» What you are asked to do
Among these lines, how many include "JSON"? Answer only with the number.
┌─ Record excerpts
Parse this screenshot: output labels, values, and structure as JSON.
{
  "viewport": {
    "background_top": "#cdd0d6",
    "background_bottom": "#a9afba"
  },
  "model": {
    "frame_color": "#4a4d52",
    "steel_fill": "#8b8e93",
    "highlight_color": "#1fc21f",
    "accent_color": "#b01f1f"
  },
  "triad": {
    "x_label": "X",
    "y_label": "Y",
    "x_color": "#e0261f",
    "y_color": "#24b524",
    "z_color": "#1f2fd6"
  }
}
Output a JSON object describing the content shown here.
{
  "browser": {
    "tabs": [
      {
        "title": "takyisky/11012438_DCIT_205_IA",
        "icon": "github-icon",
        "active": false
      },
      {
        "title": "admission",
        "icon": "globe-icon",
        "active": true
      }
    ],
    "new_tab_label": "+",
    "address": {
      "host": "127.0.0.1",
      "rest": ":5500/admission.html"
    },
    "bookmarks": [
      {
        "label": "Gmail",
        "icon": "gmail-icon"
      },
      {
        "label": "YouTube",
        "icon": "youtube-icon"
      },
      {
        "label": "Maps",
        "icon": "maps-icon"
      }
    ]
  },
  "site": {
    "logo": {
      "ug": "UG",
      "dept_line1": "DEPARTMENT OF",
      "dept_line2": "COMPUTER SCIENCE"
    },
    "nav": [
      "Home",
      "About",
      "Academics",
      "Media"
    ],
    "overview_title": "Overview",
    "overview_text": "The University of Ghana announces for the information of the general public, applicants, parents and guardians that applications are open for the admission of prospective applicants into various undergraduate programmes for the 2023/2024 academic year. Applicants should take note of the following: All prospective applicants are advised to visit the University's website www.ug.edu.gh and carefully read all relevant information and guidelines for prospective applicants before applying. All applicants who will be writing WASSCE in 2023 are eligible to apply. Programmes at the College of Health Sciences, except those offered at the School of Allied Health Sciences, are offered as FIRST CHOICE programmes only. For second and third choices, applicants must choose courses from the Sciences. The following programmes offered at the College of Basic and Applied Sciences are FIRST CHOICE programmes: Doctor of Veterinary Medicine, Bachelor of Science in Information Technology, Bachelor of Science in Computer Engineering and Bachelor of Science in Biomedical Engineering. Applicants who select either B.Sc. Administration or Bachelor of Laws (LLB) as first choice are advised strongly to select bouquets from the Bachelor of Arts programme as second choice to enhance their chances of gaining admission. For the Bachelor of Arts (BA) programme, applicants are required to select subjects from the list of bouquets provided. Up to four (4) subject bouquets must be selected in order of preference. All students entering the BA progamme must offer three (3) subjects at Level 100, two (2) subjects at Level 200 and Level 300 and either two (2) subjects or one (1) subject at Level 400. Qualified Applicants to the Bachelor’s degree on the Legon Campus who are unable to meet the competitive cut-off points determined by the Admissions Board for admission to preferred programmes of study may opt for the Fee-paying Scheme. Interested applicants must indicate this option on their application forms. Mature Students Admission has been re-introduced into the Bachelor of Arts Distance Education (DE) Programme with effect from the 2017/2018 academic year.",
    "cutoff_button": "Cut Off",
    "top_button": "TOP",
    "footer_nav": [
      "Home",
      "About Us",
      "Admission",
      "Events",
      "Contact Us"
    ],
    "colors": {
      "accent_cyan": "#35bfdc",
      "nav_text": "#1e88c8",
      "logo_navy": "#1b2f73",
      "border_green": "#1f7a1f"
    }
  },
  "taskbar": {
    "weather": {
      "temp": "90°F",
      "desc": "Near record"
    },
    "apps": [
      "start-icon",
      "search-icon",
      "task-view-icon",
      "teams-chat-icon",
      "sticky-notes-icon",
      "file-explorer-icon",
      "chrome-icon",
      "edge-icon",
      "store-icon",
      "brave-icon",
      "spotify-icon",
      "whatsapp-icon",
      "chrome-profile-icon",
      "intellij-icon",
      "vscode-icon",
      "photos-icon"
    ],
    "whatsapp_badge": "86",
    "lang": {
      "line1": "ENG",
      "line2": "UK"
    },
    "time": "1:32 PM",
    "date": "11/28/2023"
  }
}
└─
» Response for this exercise
2